What is needed
Swap "bounding boxes" for "enclosing rectangles" everywhere in the listing below and keep every other line the same. Leave the pictures out of your answer.

Extracted entries
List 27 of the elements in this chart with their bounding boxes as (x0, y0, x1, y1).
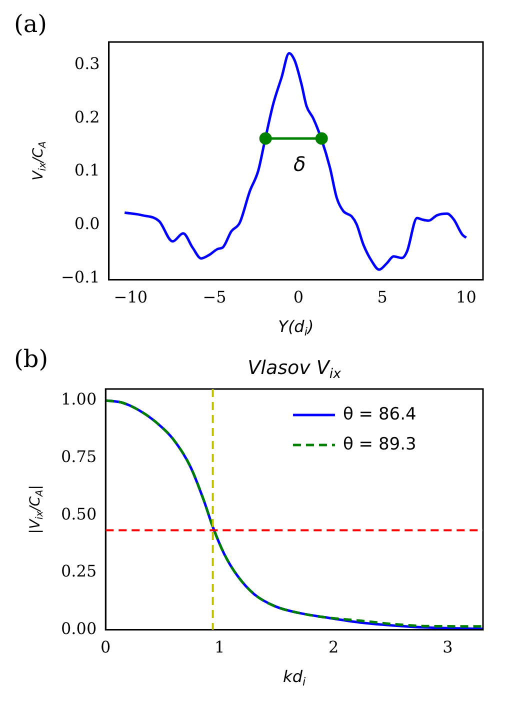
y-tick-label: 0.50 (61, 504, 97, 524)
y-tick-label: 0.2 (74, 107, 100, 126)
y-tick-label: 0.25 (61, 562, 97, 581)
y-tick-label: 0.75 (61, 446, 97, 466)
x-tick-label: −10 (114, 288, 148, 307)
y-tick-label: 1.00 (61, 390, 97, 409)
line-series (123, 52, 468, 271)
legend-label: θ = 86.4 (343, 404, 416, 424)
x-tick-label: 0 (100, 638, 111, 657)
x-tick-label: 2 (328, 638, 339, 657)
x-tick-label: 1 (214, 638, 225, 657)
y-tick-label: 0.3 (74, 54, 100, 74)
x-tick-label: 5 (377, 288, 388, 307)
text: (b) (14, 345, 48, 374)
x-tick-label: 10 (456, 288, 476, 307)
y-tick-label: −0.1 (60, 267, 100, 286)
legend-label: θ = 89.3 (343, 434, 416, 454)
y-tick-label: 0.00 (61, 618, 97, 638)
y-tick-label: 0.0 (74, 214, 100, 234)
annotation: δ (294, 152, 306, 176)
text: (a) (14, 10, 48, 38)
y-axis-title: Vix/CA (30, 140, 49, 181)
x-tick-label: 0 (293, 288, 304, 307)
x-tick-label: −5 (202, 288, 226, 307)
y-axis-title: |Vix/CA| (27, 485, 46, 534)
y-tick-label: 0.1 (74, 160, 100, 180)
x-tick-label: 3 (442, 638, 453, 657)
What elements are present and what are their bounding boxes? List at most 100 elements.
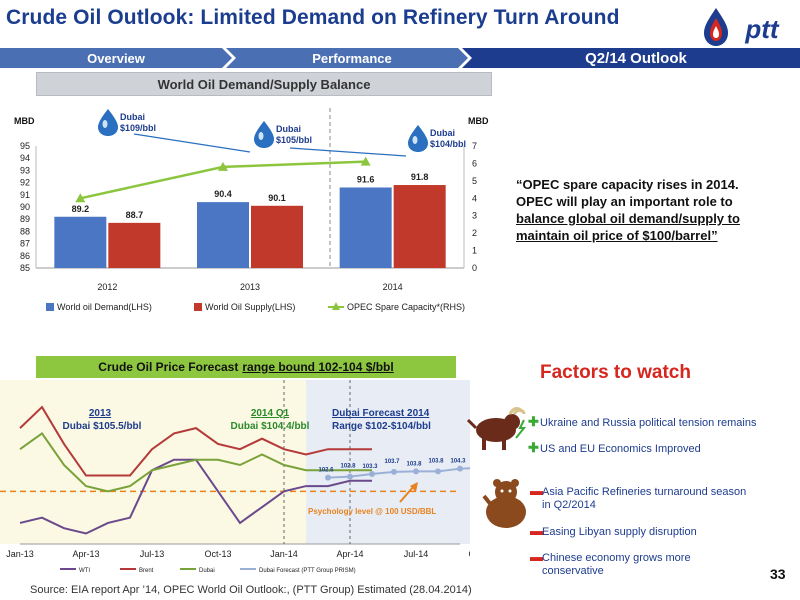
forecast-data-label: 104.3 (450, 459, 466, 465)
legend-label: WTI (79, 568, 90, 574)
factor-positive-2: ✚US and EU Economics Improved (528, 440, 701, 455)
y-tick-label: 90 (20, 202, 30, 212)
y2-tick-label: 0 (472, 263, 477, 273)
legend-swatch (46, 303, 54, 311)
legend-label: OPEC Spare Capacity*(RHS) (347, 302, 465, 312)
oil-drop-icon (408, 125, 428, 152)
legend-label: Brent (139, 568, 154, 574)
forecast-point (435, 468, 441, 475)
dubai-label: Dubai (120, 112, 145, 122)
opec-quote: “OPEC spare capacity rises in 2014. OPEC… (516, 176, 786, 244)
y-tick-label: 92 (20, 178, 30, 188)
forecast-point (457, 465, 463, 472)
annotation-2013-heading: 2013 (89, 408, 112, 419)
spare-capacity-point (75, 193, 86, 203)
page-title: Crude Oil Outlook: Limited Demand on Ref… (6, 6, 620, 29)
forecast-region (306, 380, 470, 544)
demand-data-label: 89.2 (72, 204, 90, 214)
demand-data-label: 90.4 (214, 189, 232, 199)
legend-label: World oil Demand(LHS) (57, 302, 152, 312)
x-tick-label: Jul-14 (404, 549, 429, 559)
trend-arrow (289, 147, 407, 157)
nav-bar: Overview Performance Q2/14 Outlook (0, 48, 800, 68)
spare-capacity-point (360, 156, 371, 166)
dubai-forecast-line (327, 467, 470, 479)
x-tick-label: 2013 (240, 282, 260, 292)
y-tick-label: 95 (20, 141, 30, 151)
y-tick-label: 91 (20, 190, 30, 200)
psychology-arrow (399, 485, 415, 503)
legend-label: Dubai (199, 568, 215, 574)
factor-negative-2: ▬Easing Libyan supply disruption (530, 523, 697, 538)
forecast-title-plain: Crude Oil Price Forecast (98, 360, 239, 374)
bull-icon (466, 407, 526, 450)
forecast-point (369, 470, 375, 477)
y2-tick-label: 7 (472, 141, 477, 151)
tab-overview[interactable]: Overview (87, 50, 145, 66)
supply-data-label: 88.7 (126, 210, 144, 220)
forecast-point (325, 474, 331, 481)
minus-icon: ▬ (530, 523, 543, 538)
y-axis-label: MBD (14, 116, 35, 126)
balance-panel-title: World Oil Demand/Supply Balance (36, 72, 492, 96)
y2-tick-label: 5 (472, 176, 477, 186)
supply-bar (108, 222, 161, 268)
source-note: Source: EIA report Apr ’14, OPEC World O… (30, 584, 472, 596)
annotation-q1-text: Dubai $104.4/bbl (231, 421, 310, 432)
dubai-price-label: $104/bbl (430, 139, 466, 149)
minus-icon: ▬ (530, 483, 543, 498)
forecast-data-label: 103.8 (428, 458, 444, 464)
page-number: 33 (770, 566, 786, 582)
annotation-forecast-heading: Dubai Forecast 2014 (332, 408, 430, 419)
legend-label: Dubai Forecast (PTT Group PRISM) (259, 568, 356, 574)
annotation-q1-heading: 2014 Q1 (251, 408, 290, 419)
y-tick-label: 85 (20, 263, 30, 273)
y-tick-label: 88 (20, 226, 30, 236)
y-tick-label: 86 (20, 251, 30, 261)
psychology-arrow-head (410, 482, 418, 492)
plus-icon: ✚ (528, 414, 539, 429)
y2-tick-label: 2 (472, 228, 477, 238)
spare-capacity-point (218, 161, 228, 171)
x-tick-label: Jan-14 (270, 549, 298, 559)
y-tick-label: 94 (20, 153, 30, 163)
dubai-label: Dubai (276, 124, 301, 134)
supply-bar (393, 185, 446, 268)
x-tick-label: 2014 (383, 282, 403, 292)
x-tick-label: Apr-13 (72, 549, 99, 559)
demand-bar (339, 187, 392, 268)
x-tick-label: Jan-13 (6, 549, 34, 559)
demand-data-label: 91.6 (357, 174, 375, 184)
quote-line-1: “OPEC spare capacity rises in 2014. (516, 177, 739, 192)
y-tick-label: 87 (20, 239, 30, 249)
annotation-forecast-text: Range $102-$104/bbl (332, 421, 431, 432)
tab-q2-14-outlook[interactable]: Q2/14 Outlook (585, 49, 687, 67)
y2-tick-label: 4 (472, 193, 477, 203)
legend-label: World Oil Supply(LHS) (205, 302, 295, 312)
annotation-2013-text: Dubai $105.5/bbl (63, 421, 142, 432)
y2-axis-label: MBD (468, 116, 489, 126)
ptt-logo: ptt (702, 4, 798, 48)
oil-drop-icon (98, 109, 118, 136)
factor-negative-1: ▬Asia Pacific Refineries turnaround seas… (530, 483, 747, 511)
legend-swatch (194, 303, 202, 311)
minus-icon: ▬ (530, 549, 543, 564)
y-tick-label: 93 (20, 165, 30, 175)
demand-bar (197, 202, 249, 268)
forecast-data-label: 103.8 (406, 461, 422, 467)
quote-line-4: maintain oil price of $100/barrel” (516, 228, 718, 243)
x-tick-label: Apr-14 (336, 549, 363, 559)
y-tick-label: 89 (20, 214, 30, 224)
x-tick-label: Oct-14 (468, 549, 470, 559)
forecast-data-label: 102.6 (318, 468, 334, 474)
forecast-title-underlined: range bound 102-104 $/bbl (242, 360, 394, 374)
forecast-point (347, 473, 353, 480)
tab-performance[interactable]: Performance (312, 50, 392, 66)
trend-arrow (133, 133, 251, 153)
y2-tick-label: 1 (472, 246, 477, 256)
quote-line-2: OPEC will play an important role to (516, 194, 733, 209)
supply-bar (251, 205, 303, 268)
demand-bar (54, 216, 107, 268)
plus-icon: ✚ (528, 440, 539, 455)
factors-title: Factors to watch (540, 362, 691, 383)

Correct output
List 27 of the elements in this chart with their enclosing rectangles as (x0, y0, x1, y1).
y-tick-label: 0.50 (61, 504, 97, 524)
y-tick-label: 0.2 (74, 107, 100, 126)
y-tick-label: 0.25 (61, 562, 97, 581)
y-tick-label: 0.75 (61, 446, 97, 466)
x-tick-label: −10 (114, 288, 148, 307)
y-tick-label: 1.00 (61, 390, 97, 409)
line-series (123, 52, 468, 271)
legend-label: θ = 86.4 (343, 404, 416, 424)
x-tick-label: 0 (100, 638, 111, 657)
x-tick-label: 2 (328, 638, 339, 657)
x-tick-label: 1 (214, 638, 225, 657)
y-tick-label: 0.3 (74, 54, 100, 74)
x-tick-label: 5 (377, 288, 388, 307)
text: (b) (14, 345, 48, 374)
x-tick-label: 10 (456, 288, 476, 307)
y-tick-label: −0.1 (60, 267, 100, 286)
legend-label: θ = 89.3 (343, 434, 416, 454)
y-tick-label: 0.00 (61, 618, 97, 638)
y-tick-label: 0.0 (74, 214, 100, 234)
annotation: δ (294, 152, 306, 176)
text: (a) (14, 10, 48, 38)
y-axis-title: Vix/CA (30, 140, 49, 181)
x-tick-label: 0 (293, 288, 304, 307)
x-tick-label: −5 (202, 288, 226, 307)
y-axis-title: |Vix/CA| (27, 485, 46, 534)
y-tick-label: 0.1 (74, 160, 100, 180)
x-tick-label: 3 (442, 638, 453, 657)
What elements are present and what are their enclosing rectangles? List at most 100 elements.
forecast-data-label: 104.3 (450, 459, 466, 465)
legend-label: WTI (79, 568, 90, 574)
factor-positive-2: ✚US and EU Economics Improved (528, 440, 701, 455)
y-tick-label: 90 (20, 202, 30, 212)
y2-tick-label: 0 (472, 263, 477, 273)
legend-swatch (46, 303, 54, 311)
legend-label: OPEC Spare Capacity*(RHS) (347, 302, 465, 312)
oil-drop-icon (408, 125, 428, 152)
legend-label: Brent (139, 568, 154, 574)
forecast-point (435, 468, 441, 475)
dubai-label: Dubai (120, 112, 145, 122)
opec-quote: “OPEC spare capacity rises in 2014. OPEC… (516, 176, 786, 244)
y-tick-label: 92 (20, 178, 30, 188)
forecast-point (457, 465, 463, 472)
annotation-2013-heading: 2013 (89, 408, 112, 419)
spare-capacity-point (75, 193, 86, 203)
page-title: Crude Oil Outlook: Limited Demand on Ref… (6, 6, 620, 29)
forecast-region (306, 380, 470, 544)
demand-data-label: 89.2 (72, 204, 90, 214)
demand-data-label: 90.4 (214, 189, 232, 199)
legend-label: World oil Demand(LHS) (57, 302, 152, 312)
x-tick-label: Jul-14 (404, 549, 429, 559)
trend-arrow (289, 147, 407, 157)
nav-bar: Overview Performance Q2/14 Outlook (0, 48, 800, 68)
spare-capacity-point (360, 156, 371, 166)
dubai-forecast-line (327, 467, 470, 479)
x-tick-label: 2013 (240, 282, 260, 292)
y-tick-label: 95 (20, 141, 30, 151)
y-tick-label: 91 (20, 190, 30, 200)
psychology-arrow (399, 485, 415, 503)
legend-label: Dubai (199, 568, 215, 574)
factor-negative-2: ▬Easing Libyan supply disruption (530, 523, 697, 538)
forecast-title-plain: Crude Oil Price Forecast (98, 360, 239, 374)
bull-icon (466, 407, 526, 450)
forecast-point (369, 470, 375, 477)
y2-tick-label: 7 (472, 141, 477, 151)
tab-overview[interactable]: Overview (87, 50, 145, 66)
supply-data-label: 88.7 (126, 210, 144, 220)
forecast-point (325, 474, 331, 481)
minus-icon: ▬ (530, 523, 543, 538)
y-axis-label: MBD (14, 116, 35, 126)
balance-panel-title: World Oil Demand/Supply Balance (36, 72, 492, 96)
y2-tick-label: 5 (472, 176, 477, 186)
supply-bar (108, 222, 161, 268)
source-note: Source: EIA report Apr ’14, OPEC World O… (30, 584, 472, 596)
annotation-q1-text: Dubai $104.4/bbl (231, 421, 310, 432)
dubai-price-label: $104/bbl (430, 139, 466, 149)
minus-icon: ▬ (530, 483, 543, 498)
forecast-data-label: 103.8 (428, 458, 444, 464)
page-number: 33 (770, 566, 786, 582)
annotation-forecast-heading: Dubai Forecast 2014 (332, 408, 430, 419)
legend-label: Dubai Forecast (PTT Group PRISM) (259, 568, 356, 574)
annotation-q1-heading: 2014 Q1 (251, 408, 290, 419)
y-tick-label: 85 (20, 263, 30, 273)
y-tick-label: 88 (20, 226, 30, 236)
y-tick-label: 86 (20, 251, 30, 261)
psychology-arrow-head (410, 482, 418, 492)
plus-icon: ✚ (528, 414, 539, 429)
y2-tick-label: 2 (472, 228, 477, 238)
spare-capacity-point (218, 161, 228, 171)
x-tick-label: Jan-14 (270, 549, 298, 559)
y-tick-label: 94 (20, 153, 30, 163)
dubai-label: Dubai (276, 124, 301, 134)
supply-bar (393, 185, 446, 268)
x-tick-label: 2014 (383, 282, 403, 292)
x-tick-label: Apr-13 (72, 549, 99, 559)
demand-bar (339, 187, 392, 268)
x-tick-label: Jan-13 (6, 549, 34, 559)
demand-data-label: 91.6 (357, 174, 375, 184)
quote-line-1: “OPEC spare capacity rises in 2014. (516, 177, 739, 192)
y-tick-label: 87 (20, 239, 30, 249)
annotation-forecast-text: Range $102-$104/bbl (332, 421, 431, 432)
tab-q2-14-outlook[interactable]: Q2/14 Outlook (585, 49, 687, 67)
y2-tick-label: 4 (472, 193, 477, 203)
legend-label: World Oil Supply(LHS) (205, 302, 295, 312)
annotation-2013-text: Dubai $105.5/bbl (63, 421, 142, 432)
y2-axis-label: MBD (468, 116, 489, 126)
ptt-logo: ptt (702, 4, 798, 48)
oil-drop-icon (98, 109, 118, 136)
factor-negative-1: ▬Asia Pacific Refineries turnaround seas… (530, 483, 747, 511)
legend-swatch (194, 303, 202, 311)
minus-icon: ▬ (530, 549, 543, 564)
y-tick-label: 93 (20, 165, 30, 175)
demand-bar (197, 202, 249, 268)
forecast-data-label: 103.8 (406, 461, 422, 467)
quote-line-4: maintain oil price of $100/barrel” (516, 228, 718, 243)
x-tick-label: Apr-14 (336, 549, 363, 559)
y-tick-label: 89 (20, 214, 30, 224)
x-tick-label: Oct-14 (468, 549, 470, 559)
forecast-data-label: 102.6 (318, 468, 334, 474)
forecast-title-underlined: range bound 102-104 $/bbl (242, 360, 394, 374)
forecast-point (347, 473, 353, 480)
tab-performance[interactable]: Performance (312, 50, 392, 66)
trend-arrow (133, 133, 251, 153)
y2-tick-label: 1 (472, 246, 477, 256)
quote-line-2: OPEC will play an important role to (516, 194, 733, 209)
supply-bar (251, 205, 303, 268)
demand-bar (54, 216, 107, 268)
plus-icon: ✚ (528, 440, 539, 455)
factors-title: Factors to watch (540, 362, 691, 383)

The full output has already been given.